=== PROBLEM DETAILS ===
Exactly reproduce each entry, leaving out nothing.

(Stored records)
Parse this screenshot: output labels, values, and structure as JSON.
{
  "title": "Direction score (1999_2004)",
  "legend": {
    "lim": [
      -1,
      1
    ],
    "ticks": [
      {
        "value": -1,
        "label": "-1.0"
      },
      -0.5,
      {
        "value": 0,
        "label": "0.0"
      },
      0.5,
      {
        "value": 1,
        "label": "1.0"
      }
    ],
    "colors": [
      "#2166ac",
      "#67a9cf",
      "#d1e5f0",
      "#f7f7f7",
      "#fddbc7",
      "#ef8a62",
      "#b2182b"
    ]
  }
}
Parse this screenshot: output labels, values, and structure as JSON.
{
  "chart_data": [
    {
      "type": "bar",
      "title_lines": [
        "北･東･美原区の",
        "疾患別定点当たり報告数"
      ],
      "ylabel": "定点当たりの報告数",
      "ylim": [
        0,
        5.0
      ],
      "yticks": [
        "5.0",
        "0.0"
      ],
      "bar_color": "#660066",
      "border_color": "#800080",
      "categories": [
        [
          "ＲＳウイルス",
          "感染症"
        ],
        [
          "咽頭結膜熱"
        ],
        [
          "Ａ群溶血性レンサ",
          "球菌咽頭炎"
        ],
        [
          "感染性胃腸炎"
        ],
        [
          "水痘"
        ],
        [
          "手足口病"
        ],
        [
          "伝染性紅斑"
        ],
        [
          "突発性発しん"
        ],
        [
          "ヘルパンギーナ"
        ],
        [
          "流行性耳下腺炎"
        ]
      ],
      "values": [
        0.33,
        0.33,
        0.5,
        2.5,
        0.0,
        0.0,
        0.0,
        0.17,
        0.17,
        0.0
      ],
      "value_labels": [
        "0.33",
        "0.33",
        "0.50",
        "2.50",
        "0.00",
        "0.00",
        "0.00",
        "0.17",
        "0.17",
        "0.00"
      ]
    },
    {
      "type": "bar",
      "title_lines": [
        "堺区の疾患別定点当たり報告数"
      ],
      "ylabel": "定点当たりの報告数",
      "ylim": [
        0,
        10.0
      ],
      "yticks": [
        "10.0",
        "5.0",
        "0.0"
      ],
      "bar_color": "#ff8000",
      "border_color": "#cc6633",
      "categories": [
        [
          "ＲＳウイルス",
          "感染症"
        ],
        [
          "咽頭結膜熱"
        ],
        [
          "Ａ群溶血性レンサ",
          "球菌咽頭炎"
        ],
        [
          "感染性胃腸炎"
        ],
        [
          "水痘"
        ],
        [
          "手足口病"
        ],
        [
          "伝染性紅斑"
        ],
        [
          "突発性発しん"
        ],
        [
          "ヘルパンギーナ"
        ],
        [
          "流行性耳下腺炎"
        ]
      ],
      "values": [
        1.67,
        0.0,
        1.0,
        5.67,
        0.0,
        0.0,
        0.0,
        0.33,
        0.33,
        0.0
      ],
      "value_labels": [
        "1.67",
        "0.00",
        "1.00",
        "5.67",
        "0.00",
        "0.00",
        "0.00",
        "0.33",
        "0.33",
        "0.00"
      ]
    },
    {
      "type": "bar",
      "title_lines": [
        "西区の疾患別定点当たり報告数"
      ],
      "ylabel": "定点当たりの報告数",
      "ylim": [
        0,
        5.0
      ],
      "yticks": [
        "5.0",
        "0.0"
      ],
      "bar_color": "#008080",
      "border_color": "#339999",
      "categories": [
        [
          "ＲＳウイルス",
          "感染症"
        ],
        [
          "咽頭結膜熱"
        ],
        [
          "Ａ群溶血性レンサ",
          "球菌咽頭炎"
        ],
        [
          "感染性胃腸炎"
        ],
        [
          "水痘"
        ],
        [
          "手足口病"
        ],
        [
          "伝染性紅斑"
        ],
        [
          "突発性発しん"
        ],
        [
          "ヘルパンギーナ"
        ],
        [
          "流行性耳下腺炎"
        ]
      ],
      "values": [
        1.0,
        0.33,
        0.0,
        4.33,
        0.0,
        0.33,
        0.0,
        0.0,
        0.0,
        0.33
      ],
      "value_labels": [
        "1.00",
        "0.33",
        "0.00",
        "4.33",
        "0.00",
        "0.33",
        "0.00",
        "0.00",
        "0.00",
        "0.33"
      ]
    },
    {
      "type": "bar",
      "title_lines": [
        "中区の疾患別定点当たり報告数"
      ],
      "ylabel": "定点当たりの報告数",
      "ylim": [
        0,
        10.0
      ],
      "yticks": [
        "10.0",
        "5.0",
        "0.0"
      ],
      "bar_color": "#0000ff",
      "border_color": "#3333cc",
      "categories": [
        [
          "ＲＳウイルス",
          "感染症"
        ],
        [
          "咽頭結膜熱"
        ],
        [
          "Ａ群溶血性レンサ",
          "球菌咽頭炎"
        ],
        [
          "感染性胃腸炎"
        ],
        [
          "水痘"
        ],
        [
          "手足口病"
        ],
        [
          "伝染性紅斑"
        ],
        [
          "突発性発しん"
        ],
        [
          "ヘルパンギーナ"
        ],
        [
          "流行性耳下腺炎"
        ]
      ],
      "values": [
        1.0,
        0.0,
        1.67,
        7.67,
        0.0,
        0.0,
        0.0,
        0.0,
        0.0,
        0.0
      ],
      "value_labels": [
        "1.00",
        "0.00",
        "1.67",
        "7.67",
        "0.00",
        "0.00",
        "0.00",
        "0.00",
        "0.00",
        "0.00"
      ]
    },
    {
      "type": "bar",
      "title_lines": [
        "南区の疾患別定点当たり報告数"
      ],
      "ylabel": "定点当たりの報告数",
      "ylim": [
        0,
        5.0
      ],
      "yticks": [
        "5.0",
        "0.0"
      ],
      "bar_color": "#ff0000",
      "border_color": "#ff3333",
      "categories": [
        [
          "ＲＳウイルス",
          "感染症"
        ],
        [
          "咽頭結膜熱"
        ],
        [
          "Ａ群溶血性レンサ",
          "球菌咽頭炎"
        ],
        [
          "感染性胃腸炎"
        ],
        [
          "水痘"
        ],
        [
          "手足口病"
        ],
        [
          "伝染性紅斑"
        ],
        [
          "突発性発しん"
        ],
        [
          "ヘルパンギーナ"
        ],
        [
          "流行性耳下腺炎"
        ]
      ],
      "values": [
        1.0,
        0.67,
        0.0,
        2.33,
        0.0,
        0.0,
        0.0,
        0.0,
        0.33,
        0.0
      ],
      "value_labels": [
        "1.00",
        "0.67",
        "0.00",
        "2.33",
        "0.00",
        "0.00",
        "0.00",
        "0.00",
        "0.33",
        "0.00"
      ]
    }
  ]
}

=== EXPECTED ANSWER ===
Parse this screenshot: output labels, values, and structure as JSON.
{
  "title": "Direction score (1999_2004)",
  "legend": {
    "lim": [
      -1,
      1
    ],
    "ticks": [
      {
        "value": -1,
        "label": "-1.0"
      },
      -0.5,
      {
        "value": 0,
        "label": "0.0"
      },
      0.5,
      {
        "value": 1,
        "label": "1.0"
      }
    ],
    "colors": [
      "#2166ac",
      "#67a9cf",
      "#d1e5f0",
      "#f7f7f7",
      "#fddbc7",
      "#ef8a62",
      "#b2182b"
    ]
  }
}
Parse this screenshot: output labels, values, and structure as JSON.
{
  "chart_data": [
    {
      "type": "bar",
      "title_lines": [
        "北･東･美原区の",
        "疾患別定点当たり報告数"
      ],
      "ylabel": "定点当たりの報告数",
      "ylim": [
        0,
        5.0
      ],
      "yticks": [
        "5.0",
        "0.0"
      ],
      "bar_color": "#660066",
      "border_color": "#800080",
      "categories": [
        [
          "ＲＳウイルス",
          "感染症"
        ],
        [
          "咽頭結膜熱"
        ],
        [
          "Ａ群溶血性レンサ",
          "球菌咽頭炎"
        ],
        [
          "感染性胃腸炎"
        ],
        [
          "水痘"
        ],
        [
          "手足口病"
        ],
        [
          "伝染性紅斑"
        ],
        [
          "突発性発しん"
        ],
        [
          "ヘルパンギーナ"
        ],
        [
          "流行性耳下腺炎"
        ]
      ],
      "values": [
        0.33,
        0.33,
        0.5,
        2.5,
        0.0,
        0.0,
        0.0,
        0.17,
        0.17,
        0.0
      ],
      "value_labels": [
        "0.33",
        "0.33",
        "0.50",
        "2.50",
        "0.00",
        "0.00",
        "0.00",
        "0.17",
        "0.17",
        "0.00"
      ]
    },
    {
      "type": "bar",
      "title_lines": [
        "堺区の疾患別定点当たり報告数"
      ],
      "ylabel": "定点当たりの報告数",
      "ylim": [
        0,
        10.0
      ],
      "yticks": [
        "10.0",
        "5.0",
        "0.0"
      ],
      "bar_color": "#ff8000",
      "border_color": "#cc6633",
      "categories": [
        [
          "ＲＳウイルス",
          "感染症"
        ],
        [
          "咽頭結膜熱"
        ],
        [
          "Ａ群溶血性レンサ",
          "球菌咽頭炎"
        ],
        [
          "感染性胃腸炎"
        ],
        [
          "水痘"
        ],
        [
          "手足口病"
        ],
        [
          "伝染性紅斑"
        ],
        [
          "突発性発しん"
        ],
        [
          "ヘルパンギーナ"
        ],
        [
          "流行性耳下腺炎"
        ]
      ],
      "values": [
        1.67,
        0.0,
        1.0,
        5.67,
        0.0,
        0.0,
        0.0,
        0.33,
        0.33,
        0.0
      ],
      "value_labels": [
        "1.67",
        "0.00",
        "1.00",
        "5.67",
        "0.00",
        "0.00",
        "0.00",
        "0.33",
        "0.33",
        "0.00"
      ]
    },
    {
      "type": "bar",
      "title_lines": [
        "西区の疾患別定点当たり報告数"
      ],
      "ylabel": "定点当たりの報告数",
      "ylim": [
        0,
        5.0
      ],
      "yticks": [
        "5.0",
        "0.0"
      ],
      "bar_color": "#008080",
      "border_color": "#339999",
      "categories": [
        [
          "ＲＳウイルス",
          "感染症"
        ],
        [
          "咽頭結膜熱"
        ],
        [
          "Ａ群溶血性レンサ",
          "球菌咽頭炎"
        ],
        [
          "感染性胃腸炎"
        ],
        [
          "水痘"
        ],
        [
          "手足口病"
        ],
        [
          "伝染性紅斑"
        ],
        [
          "突発性発しん"
        ],
        [
          "ヘルパンギーナ"
        ],
        [
          "流行性耳下腺炎"
        ]
      ],
      "values": [
        1.0,
        0.33,
        0.0,
        4.33,
        0.0,
        0.33,
        0.0,
        0.0,
        0.0,
        0.33
      ],
      "value_labels": [
        "1.00",
        "0.33",
        "0.00",
        "4.33",
        "0.00",
        "0.33",
        "0.00",
        "0.00",
        "0.00",
        "0.33"
      ]
    },
    {
      "type": "bar",
      "title_lines": [
        "中区の疾患別定点当たり報告数"
      ],
      "ylabel": "定点当たりの報告数",
      "ylim": [
        0,
        10.0
      ],
      "yticks": [
        "10.0",
        "5.0",
        "0.0"
      ],
      "bar_color": "#0000ff",
      "border_color": "#3333cc",
      "categories": [
        [
          "ＲＳウイルス",
          "感染症"
        ],
        [
          "咽頭結膜熱"
        ],
        [
          "Ａ群溶血性レンサ",
          "球菌咽頭炎"
        ],
        [
          "感染性胃腸炎"
        ],
        [
          "水痘"
        ],
        [
          "手足口病"
        ],
        [
          "伝染性紅斑"
        ],
        [
          "突発性発しん"
        ],
        [
          "ヘルパンギーナ"
        ],
        [
          "流行性耳下腺炎"
        ]
      ],
      "values": [
        1.0,
        0.0,
        1.67,
        7.67,
        0.0,
        0.0,
        0.0,
        0.0,
        0.0,
        0.0
      ],
      "value_labels": [
        "1.00",
        "0.00",
        "1.67",
        "7.67",
        "0.00",
        "0.00",
        "0.00",
        "0.00",
        "0.00",
        "0.00"
      ]
    },
    {
      "type": "bar",
      "title_lines": [
        "南区の疾患別定点当たり報告数"
      ],
      "ylabel": "定点当たりの報告数",
      "ylim": [
        0,
        5.0
      ],
      "yticks": [
        "5.0",
        "0.0"
      ],
      "bar_color": "#ff0000",
      "border_color": "#ff3333",
      "categories": [
        [
          "ＲＳウイルス",
          "感染症"
        ],
        [
          "咽頭結膜熱"
        ],
        [
          "Ａ群溶血性レンサ",
          "球菌咽頭炎"
        ],
        [
          "感染性胃腸炎"
        ],
        [
          "水痘"
        ],
        [
          "手足口病"
        ],
        [
          "伝染性紅斑"
        ],
        [
          "突発性発しん"
        ],
        [
          "ヘルパンギーナ"
        ],
        [
          "流行性耳下腺炎"
        ]
      ],
      "values": [
        1.0,
        0.67,
        0.0,
        2.33,
        0.0,
        0.0,
        0.0,
        0.0,
        0.33,
        0.0
      ],
      "value_labels": [
        "1.00",
        "0.67",
        "0.00",
        "2.33",
        "0.00",
        "0.00",
        "0.00",
        "0.00",
        "0.33",
        "0.00"
      ]
    }
  ]
}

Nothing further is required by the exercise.